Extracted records
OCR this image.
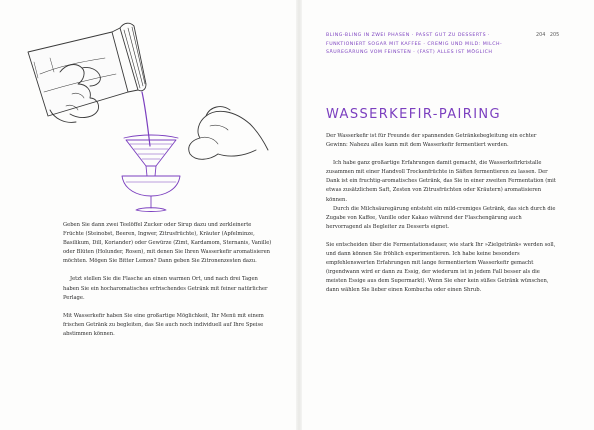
Geben Sie dann zwei Teelöffel Zucker oder Sirup dazu und zerkleinerte Früchte (Steinobst, Beeren, Ingwer, Zitrusfrüchte), Kräuter (Apfelminze, Basilikum, Dill, Koriander) oder Gewürze (Zimt, Kardamom, Sternanis, Vanille) oder Blüten (Holunder, Rosen), mit denen Sie Ihren Wasserkefir aromatisieren möchten. Mögen Sie Bitter Lemon? Dann geben Sie Zitronenzesten dazu.

Jetzt stellen Sie die Flasche an einen warmen Ort, und nach drei Tagen haben Sie ein hocharomatisches erfrischendes Getränk mit feiner natürlicher Perlage.

Mit Wasserkefir haben Sie eine großartige Möglichkeit, Ihr Menü mit einem frischen Getränk zu begleiten, das Sie auch noch individuell auf Ihre Speise abstimmen können.

BLING-BLING IN ZWEI PHASEN · PASST GUT ZU DESSERTS · FUNKTIONIERT SOGAR MIT KAFFEE · CREMIG UND MILD: MILCH-SÄUREGÄRUNG VOM FEINSTEN · (FAST) ALLES IST MÖGLICH
204 205
WASSERKEFIR-PAIRING

Der Wasserkefir ist für Freunde der spannenden Getränkebegleitung ein echter Gewinn: Nahezu alles kann mit dem Wasserkefir fermentiert werden.

Ich habe ganz großartige Erfahrungen damit gemacht, die Wasserkefirkristalle zusammen mit einer Handvoll Trockenfrüchte in Säften fermentieren zu lassen. Der Dank ist ein fruchtig-aromatisches Getränk, das Sie in einer zweiten Fermentation (mit etwas zusätzlichem Saft, Zesten von Zitrusfrüchten oder Kräutern) aromatisieren können.

Durch die Milchsäuregärung entsteht ein mild-cremiges Getränk, das sich durch die Zugabe von Kaffee, Vanille oder Kakao während der Flaschengärung auch hervorragend als Begleiter zu Desserts eignet.

Sie entscheiden über die Fermentationsdauer, wie stark Ihr »Zielgetränk« werden soll, und dann können Sie fröhlich experimentieren. Ich habe keine besonders empfehlenswerten Erfahrungen mit lange fermentiertem Wasserkefir gemacht (irgendwann wird er dann zu Essig, der wiederum ist in jedem Fall besser als die meisten Essige aus dem Supermarkt). Wenn Sie eher kein süßes Getränk wünschen, dann wählen Sie lieber einen Kombucha oder einen Shrub.
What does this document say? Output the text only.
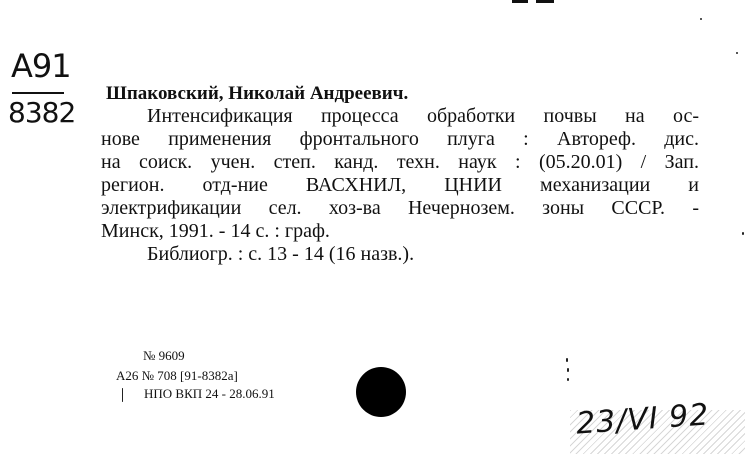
А91
8382
Шпаковский, Николай Андреевич.
Интенсификация процесса обработки почвы на ос-
нове применения фронтального плуга : Автореф. дис.
на соиск. учен. степ. канд. техн. наук : (05.20.01) / Зап.
регион. отд-ние ВАСХНИЛ, ЦНИИ механизации и
электрификации сел. хоз-ва Нечернозем. зоны СССР. -
Минск, 1991. - 14 с. : граф.
Библиогр. : с. 13 - 14 (16 назв.).
№ 9609
А26 № 708 [91-8382а]
НПО ВКП 24 - 28.06.91
23/VI 92
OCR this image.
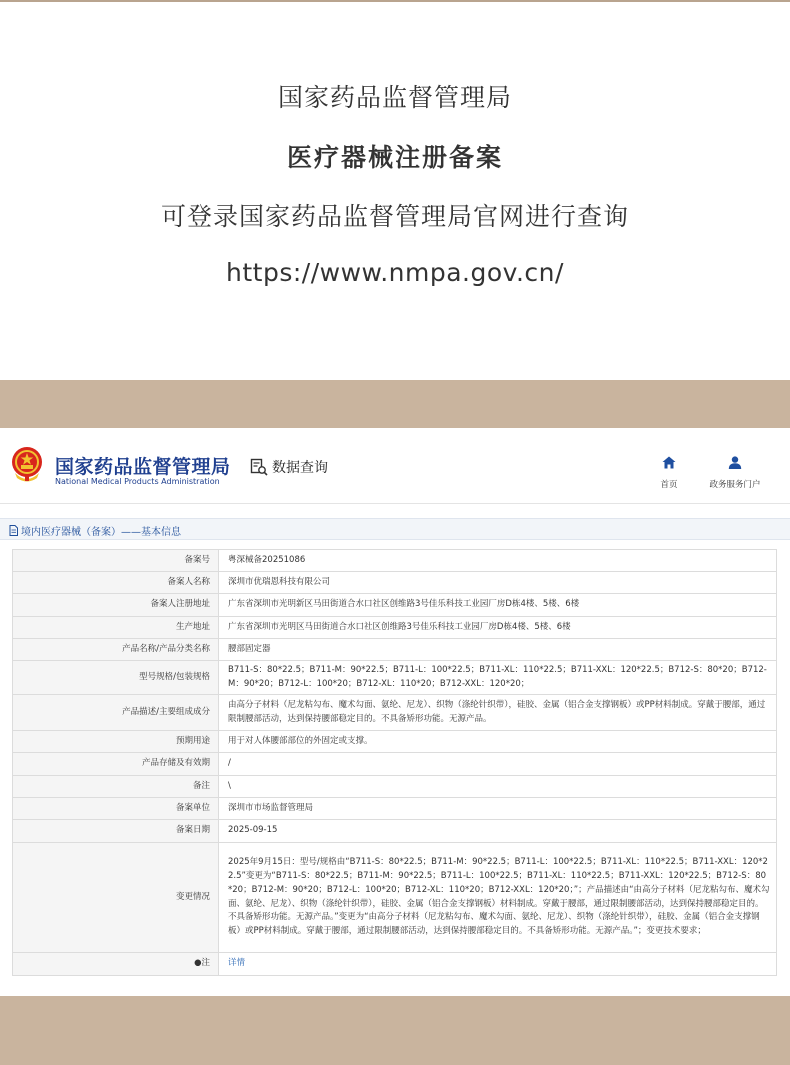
国家药品监督管理局
医疗器械注册备案
可登录国家药品监督管理局官网进行查询
https://www.nmpa.gov.cn/
国家药品监督管理局
National Medical Products Administration
数据查询
首页	政务服务门户
境内医疗器械（备案）——基本信息
备案号	粤深械备20251086
备案人名称	深圳市优瑞恩科技有限公司
备案人注册地址	广东省深圳市光明新区马田街道合水口社区创维路3号佳乐科技工业园厂房D栋4楼、5楼、6楼
生产地址	广东省深圳市光明区马田街道合水口社区创维路3号佳乐科技工业园厂房D栋4楼、5楼、6楼
产品名称/产品分类名称	腰部固定器
型号规格/包装规格	B711-S：80*22.5；B711-M：90*22.5；B711-L：100*22.5；B711-XL：110*22.5；B711-XXL：120*22.5；B712-S：80*20；B712-M：90*20；B712-L：100*20；B712-XL：110*20；B712-XXL：120*20；
产品描述/主要组成成分	由高分子材料（尼龙粘勾布、魔术勾面、氨纶、尼龙）、织物（涤纶针织带），硅胶、金属（铝合金支撑钢板）或PP材料制成。穿戴于腰部，通过限制腰部活动，达到保持腰部稳定目的。不具备矫形功能。无源产品。
预期用途	用于对人体腰部部位的外固定或支撑。
产品存储及有效期	/
备注	\
备案单位	深圳市市场监督管理局
备案日期	2025-09-15
变更情况	2025年9月15日：型号/规格由“B711-S：80*22.5；B711-M：90*22.5；B711-L：100*22.5；B711-XL：110*22.5；B711-XXL：120*22.5”变更为“B711-S：80*22.5；B711-M：90*22.5；B711-L：100*22.5；B711-XL：110*22.5；B711-XXL：120*22.5；B712-S：80*20；B712-M：90*20；B712-L：100*20；B712-XL：110*20；B712-XXL：120*20；”；产品描述由“由高分子材料（尼龙粘勾布、魔术勾面、氨纶、尼龙）、织物（涤纶针织带），硅胶、金属（铝合金支撑钢板）材料制成。穿戴于腰部，通过限制腰部活动，达到保持腰部稳定目的。不具备矫形功能。无源产品。”变更为“由高分子材料（尼龙粘勾布、魔术勾面、氨纶、尼龙）、织物（涤纶针织带），硅胶、金属（铝合金支撑钢板）或PP材料制成。穿戴于腰部，通过限制腰部活动，达到保持腰部稳定目的。不具备矫形功能。无源产品。”；变更技术要求；
●注	详情
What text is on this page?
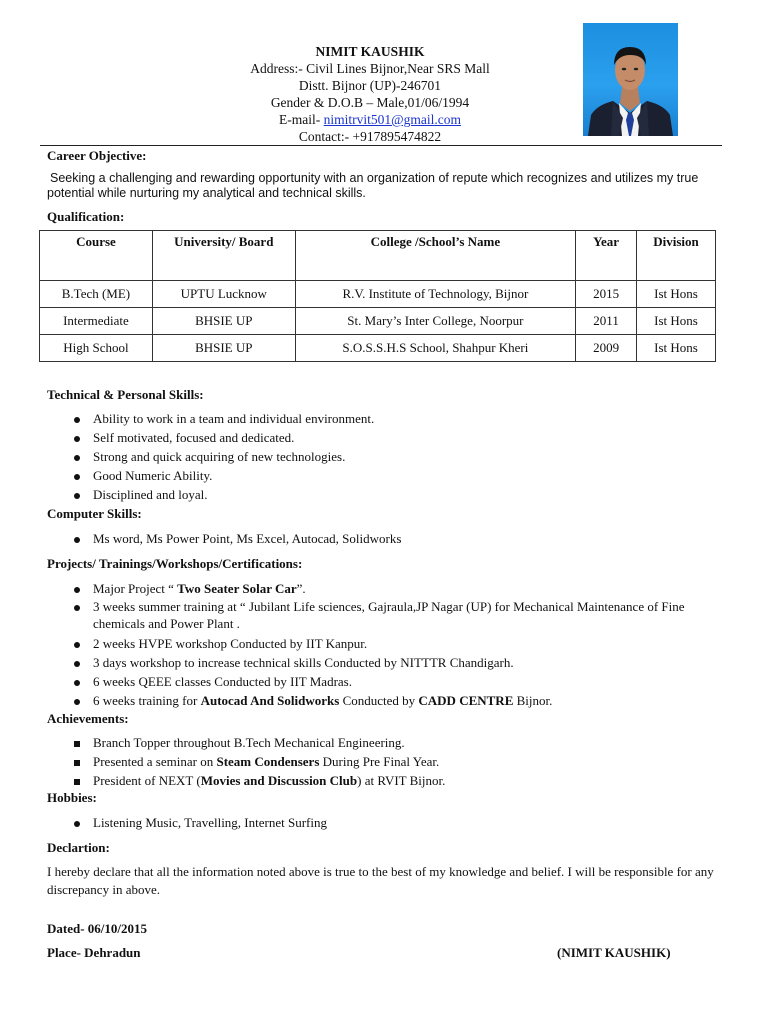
NIMIT KAUSHIK
Address:- Civil Lines Bijnor,Near SRS Mall
Distt. Bijnor (UP)-246701
Gender & D.O.B – Male,01/06/1994
E-mail- nimitrvit501@gmail.com
Contact:- +917895474822
Career Objective:
Seeking a challenging and rewarding opportunity with an organization of repute which recognizes and utilizes my true potential while nurturing my analytical and technical skills.
Qualification:
Course	University/ Board	College /School’s Name	Year	Division
B.Tech (ME)	UPTU Lucknow	R.V. Institute of Technology, Bijnor	2015	Ist Hons
Intermediate	BHSIE UP	St. Mary’s Inter College, Noorpur	2011	Ist Hons
High School	BHSIE UP	S.O.S.S.H.S School, Shahpur Kheri	2009	Ist Hons
Technical & Personal Skills:
Ability to work in a team and individual environment.
Self motivated, focused and dedicated.
Strong and quick acquiring of new technologies.
Good Numeric Ability.
Disciplined and loyal.
Computer Skills:
Ms word, Ms Power Point, Ms Excel, Autocad, Solidworks
Projects/ Trainings/Workshops/Certifications:
Major Project “ Two Seater Solar Car”.
3 weeks summer training at “ Jubilant Life sciences, Gajraula,JP Nagar (UP) for Mechanical Maintenance of Fine chemicals and Power Plant .
2 weeks HVPE workshop Conducted by IIT Kanpur.
3 days workshop to increase technical skills Conducted by NITTTR Chandigarh.
6 weeks QEEE classes Conducted by IIT Madras.
6 weeks training for Autocad And Solidworks Conducted by CADD CENTRE Bijnor.
Achievements:
Branch Topper throughout B.Tech Mechanical Engineering.
Presented a seminar on Steam Condensers During Pre Final Year.
President of NEXT (Movies and Discussion Club) at RVIT Bijnor.
Hobbies:
Listening Music, Travelling, Internet Surfing
Declartion:
I hereby declare that all the information noted above is true to the best of my knowledge and belief. I will be responsible for any discrepancy in above.
Dated- 06/10/2015
Place- Dehradun	(NIMIT KAUSHIK)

What is being asked: Extract the full listing exactly, with the pictures left out.

Solution:
OCR this image.
Geben Sie dann zwei Teelöffel Zucker oder Sirup dazu und zerkleinerte Früchte (Steinobst, Beeren, Ingwer, Zitrusfrüchte), Kräuter (Apfelminze, Basilikum, Dill, Koriander) oder Gewürze (Zimt, Kardamom, Sternanis, Vanille) oder Blüten (Holunder, Rosen), mit denen Sie Ihren Wasserkefir aromatisieren möchten. Mögen Sie Bitter Lemon? Dann geben Sie Zitronenzesten dazu.

Jetzt stellen Sie die Flasche an einen warmen Ort, und nach drei Tagen haben Sie ein hocharomatisches erfrischendes Getränk mit feiner natürlicher Perlage.

Mit Wasserkefir haben Sie eine großartige Möglichkeit, Ihr Menü mit einem frischen Getränk zu begleiten, das Sie auch noch individuell auf Ihre Speise abstimmen können.

BLING-BLING IN ZWEI PHASEN · PASST GUT ZU DESSERTS · FUNKTIONIERT SOGAR MIT KAFFEE · CREMIG UND MILD: MILCH-SÄUREGÄRUNG VOM FEINSTEN · (FAST) ALLES IST MÖGLICH
204 205
WASSERKEFIR-PAIRING

Der Wasserkefir ist für Freunde der spannenden Getränkebegleitung ein echter Gewinn: Nahezu alles kann mit dem Wasserkefir fermentiert werden.

Ich habe ganz großartige Erfahrungen damit gemacht, die Wasserkefirkristalle zusammen mit einer Handvoll Trockenfrüchte in Säften fermentieren zu lassen. Der Dank ist ein fruchtig-aromatisches Getränk, das Sie in einer zweiten Fermentation (mit etwas zusätzlichem Saft, Zesten von Zitrusfrüchten oder Kräutern) aromatisieren können.

Durch die Milchsäuregärung entsteht ein mild-cremiges Getränk, das sich durch die Zugabe von Kaffee, Vanille oder Kakao während der Flaschengärung auch hervorragend als Begleiter zu Desserts eignet.

Sie entscheiden über die Fermentationsdauer, wie stark Ihr »Zielgetränk« werden soll, und dann können Sie fröhlich experimentieren. Ich habe keine besonders empfehlenswerten Erfahrungen mit lange fermentiertem Wasserkefir gemacht (irgendwann wird er dann zu Essig, der wiederum ist in jedem Fall besser als die meisten Essige aus dem Supermarkt). Wenn Sie eher kein süßes Getränk wünschen, dann wählen Sie lieber einen Kombucha oder einen Shrub.
What does this document say? Output the text only.
А91
8382
Шпаковский, Николай Андреевич.
Интенсификация процесса обработки почвы на ос-
нове применения фронтального плуга : Автореф. дис.
на соиск. учен. степ. канд. техн. наук : (05.20.01) / Зап.
регион. отд-ние ВАСХНИЛ, ЦНИИ механизации и
электрификации сел. хоз-ва Нечернозем. зоны СССР. -
Минск, 1991. - 14 с. : граф.
Библиогр. : с. 13 - 14 (16 назв.).
№ 9609
А26 № 708 [91-8382а]
НПО ВКП 24 - 28.06.91
23/VI 92
OCR this image.
国家药品监督管理局
医疗器械注册备案
可登录国家药品监督管理局官网进行查询
https://www.nmpa.gov.cn/
国家药品监督管理局
National Medical Products Administration
数据查询
首页	政务服务门户
境内医疗器械（备案）——基本信息
备案号	粤深械备20251086
备案人名称	深圳市优瑞恩科技有限公司
备案人注册地址	广东省深圳市光明新区马田街道合水口社区创维路3号佳乐科技工业园厂房D栋4楼、5楼、6楼
生产地址	广东省深圳市光明区马田街道合水口社区创维路3号佳乐科技工业园厂房D栋4楼、5楼、6楼
产品名称/产品分类名称	腰部固定器
型号规格/包装规格	B711-S：80*22.5；B711-M：90*22.5；B711-L：100*22.5；B711-XL：110*22.5；B711-XXL：120*22.5；B712-S：80*20；B712-M：90*20；B712-L：100*20；B712-XL：110*20；B712-XXL：120*20；
产品描述/主要组成成分	由高分子材料（尼龙粘勾布、魔术勾面、氨纶、尼龙）、织物（涤纶针织带），硅胶、金属（铝合金支撑钢板）或PP材料制成。穿戴于腰部，通过限制腰部活动，达到保持腰部稳定目的。不具备矫形功能。无源产品。
预期用途	用于对人体腰部部位的外固定或支撑。
产品存储及有效期	/
备注	\
备案单位	深圳市市场监督管理局
备案日期	2025-09-15
变更情况	2025年9月15日：型号/规格由“B711-S：80*22.5；B711-M：90*22.5；B711-L：100*22.5；B711-XL：110*22.5；B711-XXL：120*22.5”变更为“B711-S：80*22.5；B711-M：90*22.5；B711-L：100*22.5；B711-XL：110*22.5；B711-XXL：120*22.5；B712-S：80*20；B712-M：90*20；B712-L：100*20；B712-XL：110*20；B712-XXL：120*20；”；产品描述由“由高分子材料（尼龙粘勾布、魔术勾面、氨纶、尼龙）、织物（涤纶针织带），硅胶、金属（铝合金支撑钢板）材料制成。穿戴于腰部，通过限制腰部活动，达到保持腰部稳定目的。不具备矫形功能。无源产品。”变更为“由高分子材料（尼龙粘勾布、魔术勾面、氨纶、尼龙）、织物（涤纶针织带），硅胶、金属（铝合金支撑钢板）或PP材料制成。穿戴于腰部，通过限制腰部活动，达到保持腰部稳定目的。不具备矫形功能。无源产品。”；变更技术要求；
●注	详情
What text is on this page?
NIMIT KAUSHIK
Address:- Civil Lines Bijnor,Near SRS Mall
Distt. Bijnor (UP)-246701
Gender & D.O.B – Male,01/06/1994
E-mail- nimitrvit501@gmail.com
Contact:- +917895474822
Career Objective:
Seeking a challenging and rewarding opportunity with an organization of repute which recognizes and utilizes my true potential while nurturing my analytical and technical skills.
Qualification:
Course	University/ Board	College /School’s Name	Year	Division
B.Tech (ME)	UPTU Lucknow	R.V. Institute of Technology, Bijnor	2015	Ist Hons
Intermediate	BHSIE UP	St. Mary’s Inter College, Noorpur	2011	Ist Hons
High School	BHSIE UP	S.O.S.S.H.S School, Shahpur Kheri	2009	Ist Hons
Technical & Personal Skills:
Ability to work in a team and individual environment.
Self motivated, focused and dedicated.
Strong and quick acquiring of new technologies.
Good Numeric Ability.
Disciplined and loyal.
Computer Skills:
Ms word, Ms Power Point, Ms Excel, Autocad, Solidworks
Projects/ Trainings/Workshops/Certifications:
Major Project “ Two Seater Solar Car”.
3 weeks summer training at “ Jubilant Life sciences, Gajraula,JP Nagar (UP) for Mechanical Maintenance of Fine chemicals and Power Plant .
2 weeks HVPE workshop Conducted by IIT Kanpur.
3 days workshop to increase technical skills Conducted by NITTTR Chandigarh.
6 weeks QEEE classes Conducted by IIT Madras.
6 weeks training for Autocad And Solidworks Conducted by CADD CENTRE Bijnor.
Achievements:
Branch Topper throughout B.Tech Mechanical Engineering.
Presented a seminar on Steam Condensers During Pre Final Year.
President of NEXT (Movies and Discussion Club) at RVIT Bijnor.
Hobbies:
Listening Music, Travelling, Internet Surfing
Declartion:
I hereby declare that all the information noted above is true to the best of my knowledge and belief. I will be responsible for any discrepancy in above.
Dated- 06/10/2015
Place- Dehradun	(NIMIT KAUSHIK)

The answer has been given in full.